[Collected data]
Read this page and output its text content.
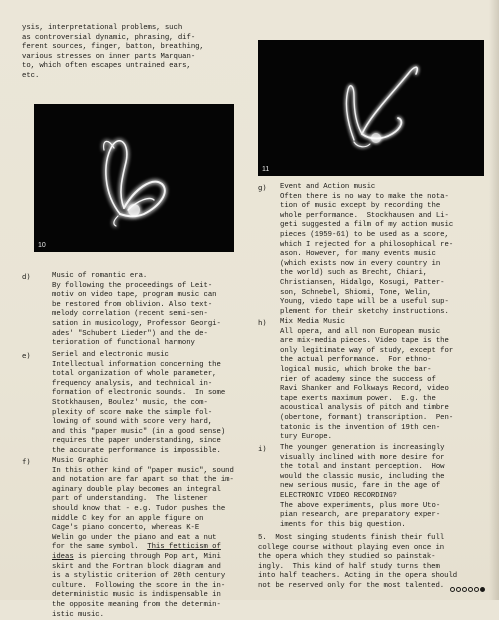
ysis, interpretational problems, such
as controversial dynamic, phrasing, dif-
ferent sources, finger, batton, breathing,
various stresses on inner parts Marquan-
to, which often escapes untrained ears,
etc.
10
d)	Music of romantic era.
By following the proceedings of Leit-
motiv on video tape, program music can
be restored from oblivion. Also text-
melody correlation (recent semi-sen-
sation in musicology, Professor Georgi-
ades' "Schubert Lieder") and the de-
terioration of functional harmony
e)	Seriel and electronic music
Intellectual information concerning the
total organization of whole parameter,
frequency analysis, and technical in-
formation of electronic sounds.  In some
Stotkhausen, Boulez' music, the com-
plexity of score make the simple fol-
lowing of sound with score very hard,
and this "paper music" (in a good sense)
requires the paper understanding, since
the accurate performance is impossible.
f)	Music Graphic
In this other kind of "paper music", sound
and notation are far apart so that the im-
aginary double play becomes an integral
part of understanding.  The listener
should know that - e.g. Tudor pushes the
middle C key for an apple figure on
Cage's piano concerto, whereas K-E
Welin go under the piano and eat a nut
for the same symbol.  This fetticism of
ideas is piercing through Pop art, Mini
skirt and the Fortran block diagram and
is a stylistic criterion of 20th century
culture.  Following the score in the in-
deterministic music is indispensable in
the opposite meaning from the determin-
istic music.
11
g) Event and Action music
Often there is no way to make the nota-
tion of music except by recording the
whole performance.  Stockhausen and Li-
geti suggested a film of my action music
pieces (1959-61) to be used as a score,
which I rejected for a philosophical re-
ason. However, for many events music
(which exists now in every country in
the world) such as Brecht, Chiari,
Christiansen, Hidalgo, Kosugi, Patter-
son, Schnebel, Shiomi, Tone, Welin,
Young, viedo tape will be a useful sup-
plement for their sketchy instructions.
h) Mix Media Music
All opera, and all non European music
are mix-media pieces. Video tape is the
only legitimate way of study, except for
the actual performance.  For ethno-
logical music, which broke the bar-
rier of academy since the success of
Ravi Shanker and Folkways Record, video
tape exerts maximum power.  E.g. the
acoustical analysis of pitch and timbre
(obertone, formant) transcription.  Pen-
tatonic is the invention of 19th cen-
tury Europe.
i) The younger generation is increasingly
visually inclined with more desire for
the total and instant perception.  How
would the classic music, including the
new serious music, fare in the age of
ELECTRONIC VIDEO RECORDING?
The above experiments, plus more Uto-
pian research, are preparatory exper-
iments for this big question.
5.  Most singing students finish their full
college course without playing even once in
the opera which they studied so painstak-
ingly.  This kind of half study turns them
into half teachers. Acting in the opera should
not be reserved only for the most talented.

EXERCISE DETAILS =
With the pictures left out, transcribe the material exactly.

TASK SOLUTION =
Read this page and output its text content.
ysis, interpretational problems, such
as controversial dynamic, phrasing, dif-
ferent sources, finger, batton, breathing,
various stresses on inner parts Marquan-
to, which often escapes untrained ears,
etc.
10
d)	Music of romantic era.
By following the proceedings of Leit-
motiv on video tape, program music can
be restored from oblivion. Also text-
melody correlation (recent semi-sen-
sation in musicology, Professor Georgi-
ades' "Schubert Lieder") and the de-
terioration of functional harmony
e)	Seriel and electronic music
Intellectual information concerning the
total organization of whole parameter,
frequency analysis, and technical in-
formation of electronic sounds.  In some
Stotkhausen, Boulez' music, the com-
plexity of score make the simple fol-
lowing of sound with score very hard,
and this "paper music" (in a good sense)
requires the paper understanding, since
the accurate performance is impossible.
f)	Music Graphic
In this other kind of "paper music", sound
and notation are far apart so that the im-
aginary double play becomes an integral
part of understanding.  The listener
should know that - e.g. Tudor pushes the
middle C key for an apple figure on
Cage's piano concerto, whereas K-E
Welin go under the piano and eat a nut
for the same symbol.  This fetticism of
ideas is piercing through Pop art, Mini
skirt and the Fortran block diagram and
is a stylistic criterion of 20th century
culture.  Following the score in the in-
deterministic music is indispensable in
the opposite meaning from the determin-
istic music.
11
g) Event and Action music
Often there is no way to make the nota-
tion of music except by recording the
whole performance.  Stockhausen and Li-
geti suggested a film of my action music
pieces (1959-61) to be used as a score,
which I rejected for a philosophical re-
ason. However, for many events music
(which exists now in every country in
the world) such as Brecht, Chiari,
Christiansen, Hidalgo, Kosugi, Patter-
son, Schnebel, Shiomi, Tone, Welin,
Young, viedo tape will be a useful sup-
plement for their sketchy instructions.
h) Mix Media Music
All opera, and all non European music
are mix-media pieces. Video tape is the
only legitimate way of study, except for
the actual performance.  For ethno-
logical music, which broke the bar-
rier of academy since the success of
Ravi Shanker and Folkways Record, video
tape exerts maximum power.  E.g. the
acoustical analysis of pitch and timbre
(obertone, formant) transcription.  Pen-
tatonic is the invention of 19th cen-
tury Europe.
i) The younger generation is increasingly
visually inclined with more desire for
the total and instant perception.  How
would the classic music, including the
new serious music, fare in the age of
ELECTRONIC VIDEO RECORDING?
The above experiments, plus more Uto-
pian research, are preparatory exper-
iments for this big question.
5.  Most singing students finish their full
college course without playing even once in
the opera which they studied so painstak-
ingly.  This kind of half study turns them
into half teachers. Acting in the opera should
not be reserved only for the most talented.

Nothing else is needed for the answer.